▶ _Rows from a dataset_
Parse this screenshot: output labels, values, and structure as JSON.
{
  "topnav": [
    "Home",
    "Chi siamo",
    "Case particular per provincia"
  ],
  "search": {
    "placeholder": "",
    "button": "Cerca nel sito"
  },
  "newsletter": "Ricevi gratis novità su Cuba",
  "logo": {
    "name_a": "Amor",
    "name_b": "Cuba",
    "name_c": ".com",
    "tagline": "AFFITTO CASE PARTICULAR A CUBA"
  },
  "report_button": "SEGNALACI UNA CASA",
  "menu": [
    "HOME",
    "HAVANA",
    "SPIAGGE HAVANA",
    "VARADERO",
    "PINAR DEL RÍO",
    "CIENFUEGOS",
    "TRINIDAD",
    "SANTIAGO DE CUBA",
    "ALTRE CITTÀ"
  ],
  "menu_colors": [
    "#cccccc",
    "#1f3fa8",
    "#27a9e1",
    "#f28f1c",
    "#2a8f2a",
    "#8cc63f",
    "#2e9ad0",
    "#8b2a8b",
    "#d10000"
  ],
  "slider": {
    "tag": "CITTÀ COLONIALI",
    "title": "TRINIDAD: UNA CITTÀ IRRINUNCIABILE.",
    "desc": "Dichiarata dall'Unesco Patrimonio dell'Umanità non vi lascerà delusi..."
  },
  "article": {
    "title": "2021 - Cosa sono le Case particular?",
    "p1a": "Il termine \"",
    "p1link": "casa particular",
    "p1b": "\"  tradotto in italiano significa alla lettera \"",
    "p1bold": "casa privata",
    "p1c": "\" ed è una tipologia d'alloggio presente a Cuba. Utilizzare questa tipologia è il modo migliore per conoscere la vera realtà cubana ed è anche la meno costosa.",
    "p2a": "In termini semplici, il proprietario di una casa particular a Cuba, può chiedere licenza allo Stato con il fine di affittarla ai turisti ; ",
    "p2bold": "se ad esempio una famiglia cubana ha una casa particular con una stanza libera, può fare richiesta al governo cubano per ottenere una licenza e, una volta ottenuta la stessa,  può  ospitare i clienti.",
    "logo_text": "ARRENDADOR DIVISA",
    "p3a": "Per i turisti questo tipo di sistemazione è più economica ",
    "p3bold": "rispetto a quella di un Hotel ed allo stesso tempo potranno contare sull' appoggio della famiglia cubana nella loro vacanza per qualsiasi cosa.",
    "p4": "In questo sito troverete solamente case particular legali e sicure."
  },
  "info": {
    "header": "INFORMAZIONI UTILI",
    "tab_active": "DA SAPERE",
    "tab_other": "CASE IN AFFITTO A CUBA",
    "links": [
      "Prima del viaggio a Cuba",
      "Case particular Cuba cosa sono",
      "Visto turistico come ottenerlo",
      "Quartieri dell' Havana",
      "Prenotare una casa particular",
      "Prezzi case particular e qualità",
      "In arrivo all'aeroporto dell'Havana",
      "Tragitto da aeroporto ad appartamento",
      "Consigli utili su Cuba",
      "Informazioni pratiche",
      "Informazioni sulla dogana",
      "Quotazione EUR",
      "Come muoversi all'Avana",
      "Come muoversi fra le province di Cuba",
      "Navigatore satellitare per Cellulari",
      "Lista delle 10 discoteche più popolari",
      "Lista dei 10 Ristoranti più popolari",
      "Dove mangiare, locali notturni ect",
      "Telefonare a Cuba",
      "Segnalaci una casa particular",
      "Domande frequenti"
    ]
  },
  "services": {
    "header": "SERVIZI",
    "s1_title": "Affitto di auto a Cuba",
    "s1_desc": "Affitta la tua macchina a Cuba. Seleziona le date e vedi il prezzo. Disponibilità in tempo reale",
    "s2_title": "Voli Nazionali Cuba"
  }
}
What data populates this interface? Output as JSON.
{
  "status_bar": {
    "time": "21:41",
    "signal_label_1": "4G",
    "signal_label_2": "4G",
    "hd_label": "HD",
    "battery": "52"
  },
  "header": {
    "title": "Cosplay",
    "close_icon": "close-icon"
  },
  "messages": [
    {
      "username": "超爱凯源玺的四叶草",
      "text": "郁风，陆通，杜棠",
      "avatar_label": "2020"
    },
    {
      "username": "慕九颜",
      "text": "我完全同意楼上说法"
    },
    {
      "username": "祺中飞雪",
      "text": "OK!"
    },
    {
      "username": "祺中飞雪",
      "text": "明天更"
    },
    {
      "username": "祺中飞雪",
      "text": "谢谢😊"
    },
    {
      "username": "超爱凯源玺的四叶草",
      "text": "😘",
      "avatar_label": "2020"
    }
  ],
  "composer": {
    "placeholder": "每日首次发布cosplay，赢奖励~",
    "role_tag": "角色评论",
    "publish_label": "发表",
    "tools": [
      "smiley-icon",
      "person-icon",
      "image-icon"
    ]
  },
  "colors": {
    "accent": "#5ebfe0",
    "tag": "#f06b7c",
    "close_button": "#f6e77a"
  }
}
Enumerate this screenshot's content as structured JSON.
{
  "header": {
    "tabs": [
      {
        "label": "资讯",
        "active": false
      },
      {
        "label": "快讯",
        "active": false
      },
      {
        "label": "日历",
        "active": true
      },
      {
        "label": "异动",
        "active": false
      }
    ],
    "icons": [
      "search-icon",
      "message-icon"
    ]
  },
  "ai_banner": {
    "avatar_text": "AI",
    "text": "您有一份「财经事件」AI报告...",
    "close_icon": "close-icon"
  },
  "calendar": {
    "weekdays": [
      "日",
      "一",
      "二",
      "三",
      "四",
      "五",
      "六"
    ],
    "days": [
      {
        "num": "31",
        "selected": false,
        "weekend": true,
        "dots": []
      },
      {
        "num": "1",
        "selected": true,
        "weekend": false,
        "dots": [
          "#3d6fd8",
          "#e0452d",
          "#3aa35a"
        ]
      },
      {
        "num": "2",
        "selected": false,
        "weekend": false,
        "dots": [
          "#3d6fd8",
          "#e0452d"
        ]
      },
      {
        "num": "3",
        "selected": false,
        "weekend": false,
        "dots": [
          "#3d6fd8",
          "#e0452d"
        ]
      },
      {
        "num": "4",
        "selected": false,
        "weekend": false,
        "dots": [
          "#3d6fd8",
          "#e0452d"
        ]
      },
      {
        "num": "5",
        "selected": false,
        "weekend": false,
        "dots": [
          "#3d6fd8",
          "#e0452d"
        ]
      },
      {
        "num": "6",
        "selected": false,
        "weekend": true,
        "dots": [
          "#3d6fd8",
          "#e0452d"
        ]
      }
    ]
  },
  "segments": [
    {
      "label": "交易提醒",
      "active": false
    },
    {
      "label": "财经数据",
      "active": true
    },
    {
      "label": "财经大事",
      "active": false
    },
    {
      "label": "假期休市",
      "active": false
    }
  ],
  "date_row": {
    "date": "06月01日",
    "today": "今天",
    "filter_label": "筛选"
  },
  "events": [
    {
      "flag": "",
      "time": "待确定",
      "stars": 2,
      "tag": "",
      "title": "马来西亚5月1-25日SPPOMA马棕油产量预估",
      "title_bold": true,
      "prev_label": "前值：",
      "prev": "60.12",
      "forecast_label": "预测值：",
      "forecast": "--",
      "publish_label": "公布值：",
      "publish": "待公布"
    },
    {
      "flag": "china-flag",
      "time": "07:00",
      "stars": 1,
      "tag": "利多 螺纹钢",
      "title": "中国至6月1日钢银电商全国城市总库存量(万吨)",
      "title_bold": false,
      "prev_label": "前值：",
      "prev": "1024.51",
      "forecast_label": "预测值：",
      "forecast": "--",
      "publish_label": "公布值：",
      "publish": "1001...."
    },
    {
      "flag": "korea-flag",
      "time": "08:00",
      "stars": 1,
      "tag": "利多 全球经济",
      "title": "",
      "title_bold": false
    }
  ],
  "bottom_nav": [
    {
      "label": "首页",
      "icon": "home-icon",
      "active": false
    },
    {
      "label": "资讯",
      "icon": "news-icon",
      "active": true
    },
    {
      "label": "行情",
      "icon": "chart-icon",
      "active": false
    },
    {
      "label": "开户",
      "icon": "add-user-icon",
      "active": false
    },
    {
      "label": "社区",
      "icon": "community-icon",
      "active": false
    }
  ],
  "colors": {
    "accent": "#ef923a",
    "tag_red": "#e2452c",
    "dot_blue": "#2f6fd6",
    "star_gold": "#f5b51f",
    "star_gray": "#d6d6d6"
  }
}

▶ _Your instructions_
Each line of the material above either contains the word "licenza" or does not; state how many do, and nothing else.

▶ _Exercise result_
2